- Task data
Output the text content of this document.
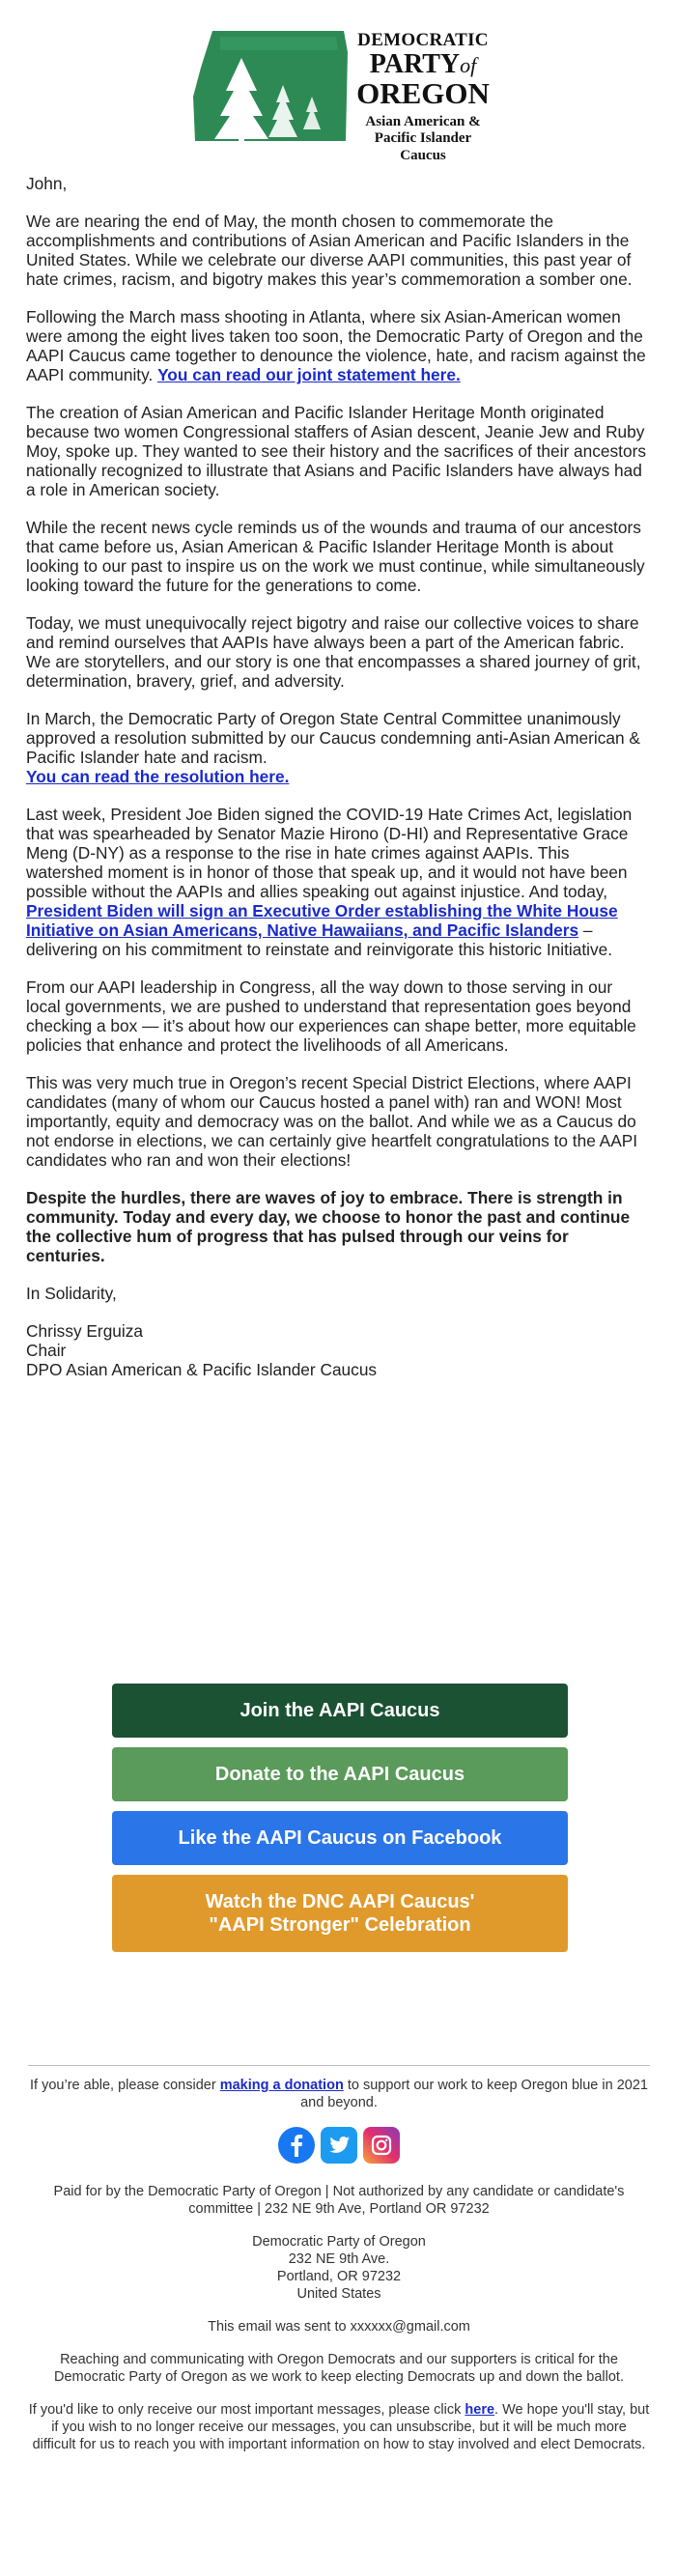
DEMOCRATIC
PARTYof
OREGON
Asian American &
Pacific Islander Caucus

John,

We are nearing the end of May, the month chosen to commemorate the accomplishments and contributions of Asian American and Pacific Islanders in the United States. While we celebrate our diverse AAPI communities, this past year of hate crimes, racism, and bigotry makes this year’s commemoration a somber one.

Following the March mass shooting in Atlanta, where six Asian-American women were among the eight lives taken too soon, the Democratic Party of Oregon and the AAPI Caucus came together to denounce the violence, hate, and racism against the AAPI community. You can read our joint statement here.

The creation of Asian American and Pacific Islander Heritage Month originated because two women Congressional staffers of Asian descent, Jeanie Jew and Ruby Moy, spoke up. They wanted to see their history and the sacrifices of their ancestors nationally recognized to illustrate that Asians and Pacific Islanders have always had a role in American society.

While the recent news cycle reminds us of the wounds and trauma of our ancestors that came before us, Asian American & Pacific Islander Heritage Month is about looking to our past to inspire us on the work we must continue, while simultaneously looking toward the future for the generations to come.

Today, we must unequivocally reject bigotry and raise our collective voices to share and remind ourselves that AAPIs have always been a part of the American fabric. We are storytellers, and our story is one that encompasses a shared journey of grit, determination, bravery, grief, and adversity.

In March, the Democratic Party of Oregon State Central Committee unanimously approved a resolution submitted by our Caucus condemning anti-Asian American & Pacific Islander hate and racism.
You can read the resolution here.

Last week, President Joe Biden signed the COVID-19 Hate Crimes Act, legislation that was spearheaded by Senator Mazie Hirono (D-HI) and Representative Grace Meng (D-NY) as a response to the rise in hate crimes against AAPIs. This watershed moment is in honor of those that speak up, and it would not have been possible without the AAPIs and allies speaking out against injustice. And today, President Biden will sign an Executive Order establishing the White House Initiative on Asian Americans, Native Hawaiians, and Pacific Islanders – delivering on his commitment to reinstate and reinvigorate this historic Initiative.

From our AAPI leadership in Congress, all the way down to those serving in our local governments, we are pushed to understand that representation goes beyond checking a box — it’s about how our experiences can shape better, more equitable policies that enhance and protect the livelihoods of all Americans.

This was very much true in Oregon’s recent Special District Elections, where AAPI candidates (many of whom our Caucus hosted a panel with) ran and WON! Most importantly, equity and democracy was on the ballot. And while we as a Caucus do not endorse in elections, we can certainly give heartfelt congratulations to the AAPI candidates who ran and won their elections!

Despite the hurdles, there are waves of joy to embrace. There is strength in community. Today and every day, we choose to honor the past and continue the collective hum of progress that has pulsed through our veins for centuries.

In Solidarity,

Chrissy Erguiza

Chair

DPO Asian American & Pacific Islander Caucus

Join the AAPI Caucus
Donate to the AAPI Caucus
Like the AAPI Caucus on Facebook
Watch the DNC AAPI Caucus'
"AAPI Stronger" Celebration

If you’re able, please consider making a donation to support our work to keep Oregon blue in 2021 and beyond.

Paid for by the Democratic Party of Oregon | Not authorized by any candidate or candidate's committee | 232 NE 9th Ave, Portland OR 97232

Democratic Party of Oregon

232 NE 9th Ave.

Portland, OR 97232

United States

This email was sent to xxxxxx@gmail.com

Reaching and communicating with Oregon Democrats and our supporters is critical for the Democratic Party of Oregon as we work to keep electing Democrats up and down the ballot.

If you'd like to only receive our most important messages, please click here. We hope you'll stay, but if you wish to no longer receive our messages, you can unsubscribe, but it will be much more difficult for us to reach you with important information on how to stay involved and elect Democrats.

- Task prompt
Restate the data above word for word. Do not include the images.

- Result of the exercise
Output the text content of this document.
DEMOCRATIC
PARTYof
OREGON
Asian American &
Pacific Islander Caucus

John,

We are nearing the end of May, the month chosen to commemorate the accomplishments and contributions of Asian American and Pacific Islanders in the United States. While we celebrate our diverse AAPI communities, this past year of hate crimes, racism, and bigotry makes this year’s commemoration a somber one.

Following the March mass shooting in Atlanta, where six Asian-American women were among the eight lives taken too soon, the Democratic Party of Oregon and the AAPI Caucus came together to denounce the violence, hate, and racism against the AAPI community. You can read our joint statement here.

The creation of Asian American and Pacific Islander Heritage Month originated because two women Congressional staffers of Asian descent, Jeanie Jew and Ruby Moy, spoke up. They wanted to see their history and the sacrifices of their ancestors nationally recognized to illustrate that Asians and Pacific Islanders have always had a role in American society.

While the recent news cycle reminds us of the wounds and trauma of our ancestors that came before us, Asian American & Pacific Islander Heritage Month is about looking to our past to inspire us on the work we must continue, while simultaneously looking toward the future for the generations to come.

Today, we must unequivocally reject bigotry and raise our collective voices to share and remind ourselves that AAPIs have always been a part of the American fabric. We are storytellers, and our story is one that encompasses a shared journey of grit, determination, bravery, grief, and adversity.

In March, the Democratic Party of Oregon State Central Committee unanimously approved a resolution submitted by our Caucus condemning anti-Asian American & Pacific Islander hate and racism.
You can read the resolution here.

Last week, President Joe Biden signed the COVID-19 Hate Crimes Act, legislation that was spearheaded by Senator Mazie Hirono (D-HI) and Representative Grace Meng (D-NY) as a response to the rise in hate crimes against AAPIs. This watershed moment is in honor of those that speak up, and it would not have been possible without the AAPIs and allies speaking out against injustice. And today, President Biden will sign an Executive Order establishing the White House Initiative on Asian Americans, Native Hawaiians, and Pacific Islanders – delivering on his commitment to reinstate and reinvigorate this historic Initiative.

From our AAPI leadership in Congress, all the way down to those serving in our local governments, we are pushed to understand that representation goes beyond checking a box — it’s about how our experiences can shape better, more equitable policies that enhance and protect the livelihoods of all Americans.

This was very much true in Oregon’s recent Special District Elections, where AAPI candidates (many of whom our Caucus hosted a panel with) ran and WON! Most importantly, equity and democracy was on the ballot. And while we as a Caucus do not endorse in elections, we can certainly give heartfelt congratulations to the AAPI candidates who ran and won their elections!

Despite the hurdles, there are waves of joy to embrace. There is strength in community. Today and every day, we choose to honor the past and continue the collective hum of progress that has pulsed through our veins for centuries.

In Solidarity,

Chrissy Erguiza

Chair

DPO Asian American & Pacific Islander Caucus

Join the AAPI Caucus
Donate to the AAPI Caucus
Like the AAPI Caucus on Facebook
Watch the DNC AAPI Caucus'
"AAPI Stronger" Celebration

If you’re able, please consider making a donation to support our work to keep Oregon blue in 2021 and beyond.

Paid for by the Democratic Party of Oregon | Not authorized by any candidate or candidate's committee | 232 NE 9th Ave, Portland OR 97232

Democratic Party of Oregon

232 NE 9th Ave.

Portland, OR 97232

United States

This email was sent to xxxxxx@gmail.com

Reaching and communicating with Oregon Democrats and our supporters is critical for the Democratic Party of Oregon as we work to keep electing Democrats up and down the ballot.

If you'd like to only receive our most important messages, please click here. We hope you'll stay, but if you wish to no longer receive our messages, you can unsubscribe, but it will be much more difficult for us to reach you with important information on how to stay involved and elect Democrats.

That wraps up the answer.